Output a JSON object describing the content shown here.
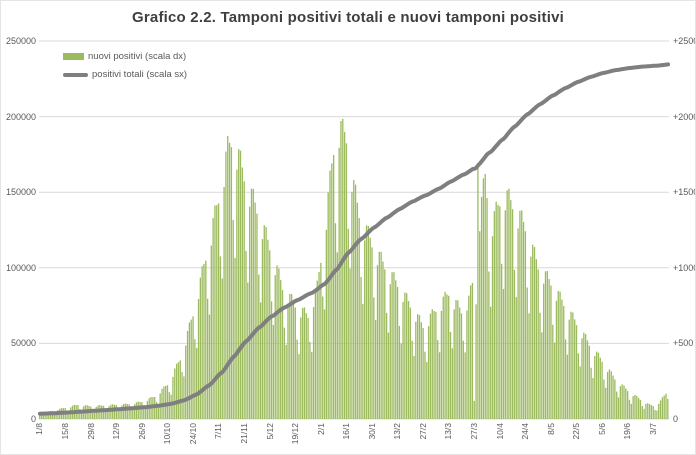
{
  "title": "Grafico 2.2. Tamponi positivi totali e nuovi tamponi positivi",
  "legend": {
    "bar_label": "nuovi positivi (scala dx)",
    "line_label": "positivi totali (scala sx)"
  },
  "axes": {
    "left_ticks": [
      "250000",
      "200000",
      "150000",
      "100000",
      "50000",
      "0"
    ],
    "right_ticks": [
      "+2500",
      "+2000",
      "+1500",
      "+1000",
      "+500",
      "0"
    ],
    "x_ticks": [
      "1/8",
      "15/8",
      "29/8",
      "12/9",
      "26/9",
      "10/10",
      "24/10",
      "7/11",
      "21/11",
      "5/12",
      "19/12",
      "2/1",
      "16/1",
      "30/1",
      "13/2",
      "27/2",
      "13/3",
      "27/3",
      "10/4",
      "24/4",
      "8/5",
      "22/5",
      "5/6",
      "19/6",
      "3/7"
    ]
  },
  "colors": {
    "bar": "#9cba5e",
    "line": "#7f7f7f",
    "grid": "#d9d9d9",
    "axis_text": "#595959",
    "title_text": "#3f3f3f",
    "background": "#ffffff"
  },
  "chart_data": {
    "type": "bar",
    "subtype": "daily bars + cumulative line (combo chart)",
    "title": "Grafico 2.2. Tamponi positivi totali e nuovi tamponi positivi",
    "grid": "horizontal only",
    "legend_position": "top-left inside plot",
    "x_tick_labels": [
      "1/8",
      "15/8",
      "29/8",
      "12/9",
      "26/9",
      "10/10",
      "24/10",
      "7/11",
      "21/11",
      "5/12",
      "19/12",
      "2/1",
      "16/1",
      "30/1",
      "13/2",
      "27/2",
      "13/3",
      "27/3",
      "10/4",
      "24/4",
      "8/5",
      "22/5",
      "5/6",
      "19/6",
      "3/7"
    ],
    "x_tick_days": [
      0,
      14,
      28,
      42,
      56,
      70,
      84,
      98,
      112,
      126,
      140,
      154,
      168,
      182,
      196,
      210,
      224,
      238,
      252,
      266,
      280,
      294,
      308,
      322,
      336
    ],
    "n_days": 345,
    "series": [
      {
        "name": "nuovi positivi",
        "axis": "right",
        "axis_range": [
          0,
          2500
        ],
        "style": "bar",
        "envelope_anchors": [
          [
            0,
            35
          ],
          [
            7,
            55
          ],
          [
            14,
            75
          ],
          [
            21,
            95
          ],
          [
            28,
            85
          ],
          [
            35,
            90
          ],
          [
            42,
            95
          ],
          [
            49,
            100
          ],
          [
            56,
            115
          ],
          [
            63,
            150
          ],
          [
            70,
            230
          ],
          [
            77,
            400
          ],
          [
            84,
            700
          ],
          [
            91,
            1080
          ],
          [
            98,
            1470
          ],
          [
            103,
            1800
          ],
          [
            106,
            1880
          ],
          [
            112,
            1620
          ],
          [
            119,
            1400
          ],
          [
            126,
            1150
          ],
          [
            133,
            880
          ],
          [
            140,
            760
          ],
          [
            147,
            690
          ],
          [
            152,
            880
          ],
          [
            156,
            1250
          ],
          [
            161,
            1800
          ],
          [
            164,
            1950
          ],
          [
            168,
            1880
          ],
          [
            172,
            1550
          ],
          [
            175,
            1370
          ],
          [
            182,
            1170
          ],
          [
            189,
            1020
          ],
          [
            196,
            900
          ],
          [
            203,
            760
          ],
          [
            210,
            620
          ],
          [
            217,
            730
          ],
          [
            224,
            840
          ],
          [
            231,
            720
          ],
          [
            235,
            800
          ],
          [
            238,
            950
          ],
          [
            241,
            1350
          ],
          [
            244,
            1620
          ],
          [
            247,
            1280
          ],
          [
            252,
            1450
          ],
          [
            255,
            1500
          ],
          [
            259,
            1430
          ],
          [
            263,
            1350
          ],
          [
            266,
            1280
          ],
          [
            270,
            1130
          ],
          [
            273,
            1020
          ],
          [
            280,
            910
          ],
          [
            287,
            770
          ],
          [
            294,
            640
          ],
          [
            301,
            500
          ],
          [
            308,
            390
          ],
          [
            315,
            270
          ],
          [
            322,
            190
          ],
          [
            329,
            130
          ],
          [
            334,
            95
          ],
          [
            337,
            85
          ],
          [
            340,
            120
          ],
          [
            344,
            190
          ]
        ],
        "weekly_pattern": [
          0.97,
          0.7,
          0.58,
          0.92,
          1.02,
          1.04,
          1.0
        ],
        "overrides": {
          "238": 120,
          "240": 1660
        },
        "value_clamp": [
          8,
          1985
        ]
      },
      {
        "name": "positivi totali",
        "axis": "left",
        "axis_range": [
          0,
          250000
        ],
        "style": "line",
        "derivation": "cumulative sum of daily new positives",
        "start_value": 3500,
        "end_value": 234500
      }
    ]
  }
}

:::

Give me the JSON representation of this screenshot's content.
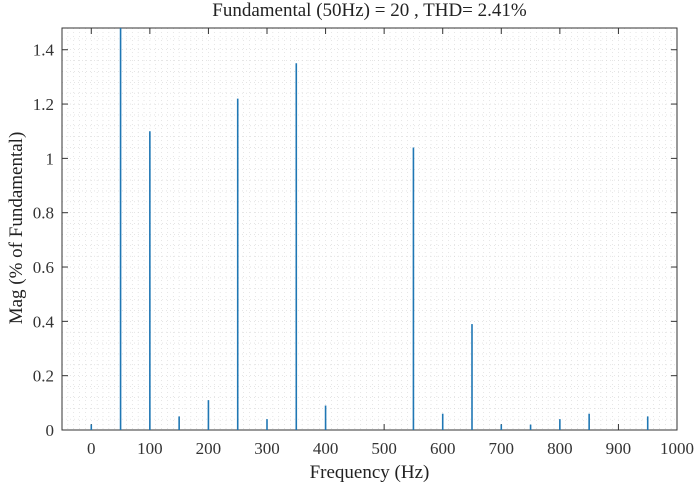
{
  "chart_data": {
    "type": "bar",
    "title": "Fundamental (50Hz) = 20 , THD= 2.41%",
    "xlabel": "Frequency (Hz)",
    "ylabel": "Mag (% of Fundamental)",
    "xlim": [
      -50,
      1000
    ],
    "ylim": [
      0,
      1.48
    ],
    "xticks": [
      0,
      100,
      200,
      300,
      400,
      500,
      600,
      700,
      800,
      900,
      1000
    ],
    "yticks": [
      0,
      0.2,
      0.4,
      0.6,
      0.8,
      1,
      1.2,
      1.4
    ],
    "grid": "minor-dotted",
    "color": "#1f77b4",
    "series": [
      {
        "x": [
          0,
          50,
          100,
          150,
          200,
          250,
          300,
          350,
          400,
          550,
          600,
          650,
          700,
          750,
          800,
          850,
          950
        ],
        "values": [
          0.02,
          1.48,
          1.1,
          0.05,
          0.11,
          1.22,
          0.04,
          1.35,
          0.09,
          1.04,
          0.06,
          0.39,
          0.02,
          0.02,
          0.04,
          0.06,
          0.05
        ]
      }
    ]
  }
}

:::

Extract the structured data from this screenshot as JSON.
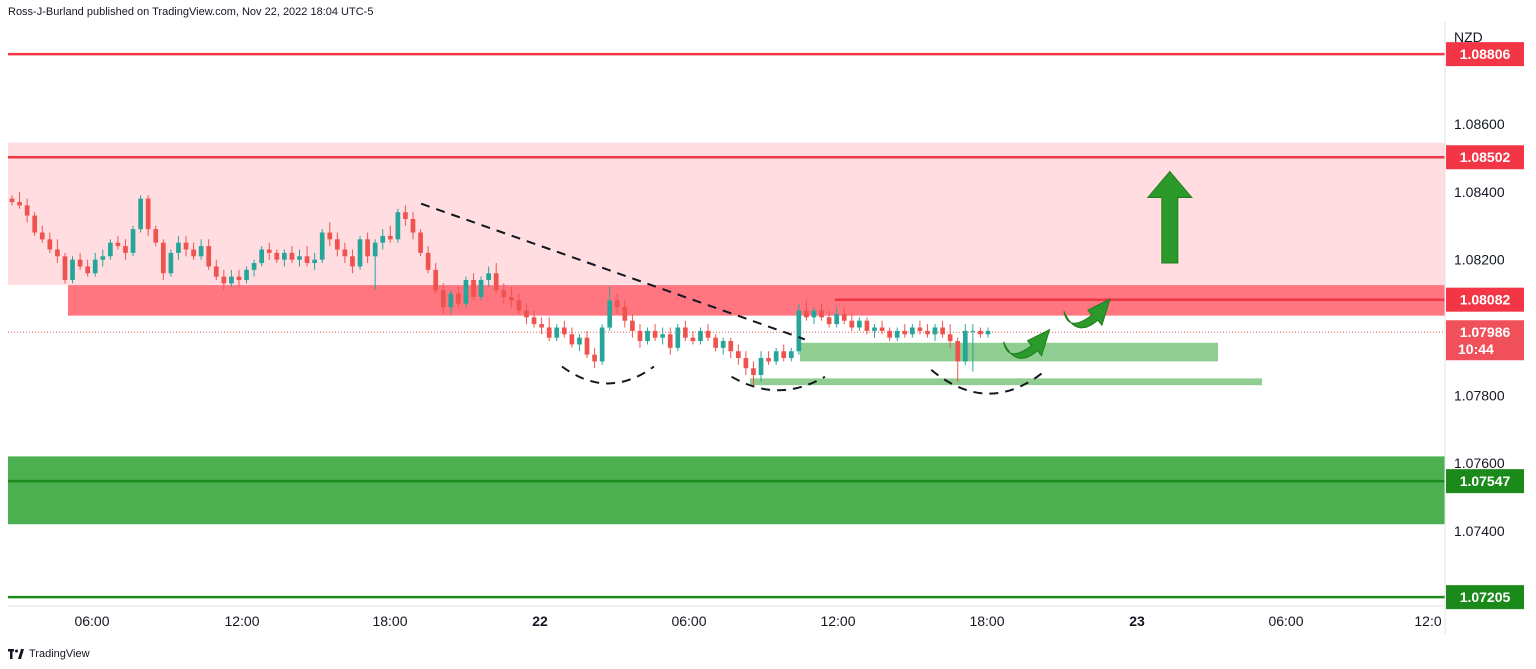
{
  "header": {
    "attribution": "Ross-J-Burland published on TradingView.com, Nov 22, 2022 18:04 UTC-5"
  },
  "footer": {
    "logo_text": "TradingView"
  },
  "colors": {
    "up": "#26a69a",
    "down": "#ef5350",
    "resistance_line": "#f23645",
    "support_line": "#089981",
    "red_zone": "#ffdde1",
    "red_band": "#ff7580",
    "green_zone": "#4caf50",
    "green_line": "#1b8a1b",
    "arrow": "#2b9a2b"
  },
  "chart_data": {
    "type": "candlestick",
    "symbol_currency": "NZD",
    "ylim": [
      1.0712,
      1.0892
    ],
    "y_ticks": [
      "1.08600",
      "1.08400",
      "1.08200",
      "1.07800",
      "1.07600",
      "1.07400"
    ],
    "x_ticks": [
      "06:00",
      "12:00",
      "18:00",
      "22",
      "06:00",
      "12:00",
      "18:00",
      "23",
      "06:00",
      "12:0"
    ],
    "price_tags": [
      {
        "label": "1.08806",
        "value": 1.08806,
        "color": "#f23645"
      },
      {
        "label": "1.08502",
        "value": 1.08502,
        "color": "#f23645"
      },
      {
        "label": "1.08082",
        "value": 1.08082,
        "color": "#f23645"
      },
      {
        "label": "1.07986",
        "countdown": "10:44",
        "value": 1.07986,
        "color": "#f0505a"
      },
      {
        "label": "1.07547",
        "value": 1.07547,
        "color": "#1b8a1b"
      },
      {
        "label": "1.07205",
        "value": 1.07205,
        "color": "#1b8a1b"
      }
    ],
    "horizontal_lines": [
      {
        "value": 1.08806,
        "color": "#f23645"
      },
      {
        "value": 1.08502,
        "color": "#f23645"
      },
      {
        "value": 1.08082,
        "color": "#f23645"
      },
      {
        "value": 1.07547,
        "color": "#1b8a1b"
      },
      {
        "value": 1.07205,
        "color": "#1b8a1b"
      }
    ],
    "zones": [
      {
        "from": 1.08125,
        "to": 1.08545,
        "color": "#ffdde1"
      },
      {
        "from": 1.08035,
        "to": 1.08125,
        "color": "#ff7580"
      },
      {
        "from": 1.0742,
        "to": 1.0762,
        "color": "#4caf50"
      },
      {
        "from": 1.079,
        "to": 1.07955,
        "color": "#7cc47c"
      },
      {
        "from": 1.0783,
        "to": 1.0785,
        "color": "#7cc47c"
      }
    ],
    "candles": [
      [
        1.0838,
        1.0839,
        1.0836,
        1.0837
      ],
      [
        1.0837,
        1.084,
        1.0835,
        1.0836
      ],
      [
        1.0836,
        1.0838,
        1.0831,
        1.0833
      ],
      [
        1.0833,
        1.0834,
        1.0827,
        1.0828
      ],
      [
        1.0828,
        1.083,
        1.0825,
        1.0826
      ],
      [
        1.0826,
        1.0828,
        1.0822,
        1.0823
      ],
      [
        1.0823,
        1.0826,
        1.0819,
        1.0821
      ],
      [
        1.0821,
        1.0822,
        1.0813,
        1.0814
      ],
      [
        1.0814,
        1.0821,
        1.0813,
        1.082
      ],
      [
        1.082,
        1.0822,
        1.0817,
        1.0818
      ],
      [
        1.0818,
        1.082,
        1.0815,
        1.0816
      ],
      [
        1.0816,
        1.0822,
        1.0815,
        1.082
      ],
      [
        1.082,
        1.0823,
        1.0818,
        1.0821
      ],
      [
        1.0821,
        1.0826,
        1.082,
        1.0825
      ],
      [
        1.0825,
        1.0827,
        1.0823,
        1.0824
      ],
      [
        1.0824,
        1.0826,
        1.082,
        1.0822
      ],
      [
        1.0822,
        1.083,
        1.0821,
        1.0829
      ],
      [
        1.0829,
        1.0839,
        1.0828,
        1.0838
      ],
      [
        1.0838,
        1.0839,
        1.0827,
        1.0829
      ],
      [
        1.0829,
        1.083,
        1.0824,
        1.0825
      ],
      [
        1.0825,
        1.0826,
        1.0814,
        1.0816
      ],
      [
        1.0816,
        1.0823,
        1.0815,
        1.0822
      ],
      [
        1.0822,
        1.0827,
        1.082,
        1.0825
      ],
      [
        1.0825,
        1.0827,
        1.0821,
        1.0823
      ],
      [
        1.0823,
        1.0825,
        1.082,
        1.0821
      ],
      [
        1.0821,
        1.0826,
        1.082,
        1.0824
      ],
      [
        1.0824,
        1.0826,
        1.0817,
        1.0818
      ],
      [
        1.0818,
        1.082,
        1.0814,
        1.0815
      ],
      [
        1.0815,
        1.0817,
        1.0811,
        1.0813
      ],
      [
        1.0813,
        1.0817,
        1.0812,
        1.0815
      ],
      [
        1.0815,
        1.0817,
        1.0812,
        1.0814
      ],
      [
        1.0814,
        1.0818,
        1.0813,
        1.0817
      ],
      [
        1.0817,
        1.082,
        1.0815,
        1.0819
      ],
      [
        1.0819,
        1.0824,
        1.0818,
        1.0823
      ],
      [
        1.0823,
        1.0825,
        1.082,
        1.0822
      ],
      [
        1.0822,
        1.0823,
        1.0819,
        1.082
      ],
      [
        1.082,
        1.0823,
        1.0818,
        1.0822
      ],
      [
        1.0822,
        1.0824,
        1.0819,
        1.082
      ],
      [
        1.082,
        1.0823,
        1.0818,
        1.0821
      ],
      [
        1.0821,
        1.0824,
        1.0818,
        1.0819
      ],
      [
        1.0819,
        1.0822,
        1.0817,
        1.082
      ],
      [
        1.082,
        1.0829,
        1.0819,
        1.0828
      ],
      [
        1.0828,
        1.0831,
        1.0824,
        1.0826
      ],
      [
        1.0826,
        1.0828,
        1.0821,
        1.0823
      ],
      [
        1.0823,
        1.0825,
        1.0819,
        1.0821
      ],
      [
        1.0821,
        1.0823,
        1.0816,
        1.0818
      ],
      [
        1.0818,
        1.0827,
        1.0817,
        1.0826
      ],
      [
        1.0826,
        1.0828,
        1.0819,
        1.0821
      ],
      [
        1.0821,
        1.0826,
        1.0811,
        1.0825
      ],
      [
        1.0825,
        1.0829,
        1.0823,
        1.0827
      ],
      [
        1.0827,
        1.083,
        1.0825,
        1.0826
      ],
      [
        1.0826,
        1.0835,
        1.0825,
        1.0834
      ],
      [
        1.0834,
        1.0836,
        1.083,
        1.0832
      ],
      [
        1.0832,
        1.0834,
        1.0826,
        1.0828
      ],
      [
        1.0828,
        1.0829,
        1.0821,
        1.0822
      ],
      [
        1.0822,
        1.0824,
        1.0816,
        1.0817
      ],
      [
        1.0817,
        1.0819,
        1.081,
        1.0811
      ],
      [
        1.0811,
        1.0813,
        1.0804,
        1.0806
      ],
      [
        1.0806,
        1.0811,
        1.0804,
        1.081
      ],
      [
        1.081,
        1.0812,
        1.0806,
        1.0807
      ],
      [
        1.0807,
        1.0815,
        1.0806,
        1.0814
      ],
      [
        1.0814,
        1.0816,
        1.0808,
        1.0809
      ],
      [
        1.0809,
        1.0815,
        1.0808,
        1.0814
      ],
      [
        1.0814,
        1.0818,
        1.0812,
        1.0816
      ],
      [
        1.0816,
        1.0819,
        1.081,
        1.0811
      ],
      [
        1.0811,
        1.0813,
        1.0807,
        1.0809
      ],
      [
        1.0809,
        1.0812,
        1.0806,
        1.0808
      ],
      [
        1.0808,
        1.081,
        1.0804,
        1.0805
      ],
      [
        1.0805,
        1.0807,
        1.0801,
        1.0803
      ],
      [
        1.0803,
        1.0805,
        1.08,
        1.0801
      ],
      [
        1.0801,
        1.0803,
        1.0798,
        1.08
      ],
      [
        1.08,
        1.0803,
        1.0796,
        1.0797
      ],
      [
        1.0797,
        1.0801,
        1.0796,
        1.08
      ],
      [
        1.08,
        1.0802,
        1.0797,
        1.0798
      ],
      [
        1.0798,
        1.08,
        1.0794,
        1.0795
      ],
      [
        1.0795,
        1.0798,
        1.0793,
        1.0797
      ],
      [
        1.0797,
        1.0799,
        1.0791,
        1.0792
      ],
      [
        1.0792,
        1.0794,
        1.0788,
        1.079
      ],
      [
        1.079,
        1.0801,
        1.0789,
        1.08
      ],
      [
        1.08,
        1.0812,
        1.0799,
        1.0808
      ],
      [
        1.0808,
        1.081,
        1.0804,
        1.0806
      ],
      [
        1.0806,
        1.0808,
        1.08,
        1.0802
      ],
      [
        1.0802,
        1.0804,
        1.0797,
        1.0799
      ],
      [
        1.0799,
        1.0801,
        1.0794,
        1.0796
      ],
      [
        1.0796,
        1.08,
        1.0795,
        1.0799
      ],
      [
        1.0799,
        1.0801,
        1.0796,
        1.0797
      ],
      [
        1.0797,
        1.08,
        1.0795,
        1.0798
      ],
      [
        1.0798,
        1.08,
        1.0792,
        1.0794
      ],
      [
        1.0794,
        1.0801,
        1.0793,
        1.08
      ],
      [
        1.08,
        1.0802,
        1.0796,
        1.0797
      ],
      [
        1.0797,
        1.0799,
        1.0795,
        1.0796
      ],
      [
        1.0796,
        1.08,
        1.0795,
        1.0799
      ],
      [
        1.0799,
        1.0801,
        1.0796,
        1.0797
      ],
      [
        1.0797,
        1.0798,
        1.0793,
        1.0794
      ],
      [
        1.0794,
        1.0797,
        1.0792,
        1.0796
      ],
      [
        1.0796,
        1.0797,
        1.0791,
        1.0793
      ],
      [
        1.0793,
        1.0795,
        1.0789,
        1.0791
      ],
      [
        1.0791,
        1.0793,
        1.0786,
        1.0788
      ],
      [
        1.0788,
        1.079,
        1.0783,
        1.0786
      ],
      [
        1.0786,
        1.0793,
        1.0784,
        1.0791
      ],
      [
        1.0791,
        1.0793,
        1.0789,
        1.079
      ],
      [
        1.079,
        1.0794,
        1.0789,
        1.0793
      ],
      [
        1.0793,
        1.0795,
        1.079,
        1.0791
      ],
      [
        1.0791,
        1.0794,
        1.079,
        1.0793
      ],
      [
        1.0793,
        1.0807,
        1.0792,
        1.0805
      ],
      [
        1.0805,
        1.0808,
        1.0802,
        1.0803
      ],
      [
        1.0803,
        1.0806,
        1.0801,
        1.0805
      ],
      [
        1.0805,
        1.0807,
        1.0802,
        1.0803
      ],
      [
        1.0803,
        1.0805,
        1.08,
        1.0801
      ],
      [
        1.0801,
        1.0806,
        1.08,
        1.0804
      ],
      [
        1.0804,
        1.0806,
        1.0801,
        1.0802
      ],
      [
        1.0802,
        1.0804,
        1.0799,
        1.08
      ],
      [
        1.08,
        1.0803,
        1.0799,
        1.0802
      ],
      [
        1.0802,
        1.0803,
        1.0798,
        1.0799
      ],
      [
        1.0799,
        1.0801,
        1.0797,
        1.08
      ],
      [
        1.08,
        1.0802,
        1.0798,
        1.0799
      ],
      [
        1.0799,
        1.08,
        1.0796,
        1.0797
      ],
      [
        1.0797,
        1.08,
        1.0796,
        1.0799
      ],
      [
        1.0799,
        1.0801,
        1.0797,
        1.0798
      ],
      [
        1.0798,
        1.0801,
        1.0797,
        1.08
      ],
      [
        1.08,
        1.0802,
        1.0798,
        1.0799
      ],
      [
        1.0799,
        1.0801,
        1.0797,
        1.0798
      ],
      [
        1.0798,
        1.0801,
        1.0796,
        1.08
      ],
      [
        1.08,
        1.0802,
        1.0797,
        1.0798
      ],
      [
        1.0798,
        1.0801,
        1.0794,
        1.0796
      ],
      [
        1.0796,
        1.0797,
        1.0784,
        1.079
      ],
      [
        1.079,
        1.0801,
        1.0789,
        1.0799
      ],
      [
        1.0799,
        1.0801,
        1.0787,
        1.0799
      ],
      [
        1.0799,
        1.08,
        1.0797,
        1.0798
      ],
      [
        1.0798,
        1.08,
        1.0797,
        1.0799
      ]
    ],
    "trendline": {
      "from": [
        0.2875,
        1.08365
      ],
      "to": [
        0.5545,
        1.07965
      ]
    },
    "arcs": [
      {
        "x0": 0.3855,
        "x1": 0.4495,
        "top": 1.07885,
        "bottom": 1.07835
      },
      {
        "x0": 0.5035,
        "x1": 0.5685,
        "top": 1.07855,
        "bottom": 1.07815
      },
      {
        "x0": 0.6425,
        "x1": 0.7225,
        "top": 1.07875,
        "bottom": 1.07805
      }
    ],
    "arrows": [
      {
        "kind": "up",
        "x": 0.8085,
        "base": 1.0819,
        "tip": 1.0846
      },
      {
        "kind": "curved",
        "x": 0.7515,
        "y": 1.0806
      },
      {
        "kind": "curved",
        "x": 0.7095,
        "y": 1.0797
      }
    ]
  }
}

:::

> [Directive]:
Extract from the data every line where "Fundamental" shows up.

> [Worked solution]:
    "title": "Fundamental (50Hz) = 20 , THD= 2.41%",
    "ylabel": "Mag (% of Fundamental)",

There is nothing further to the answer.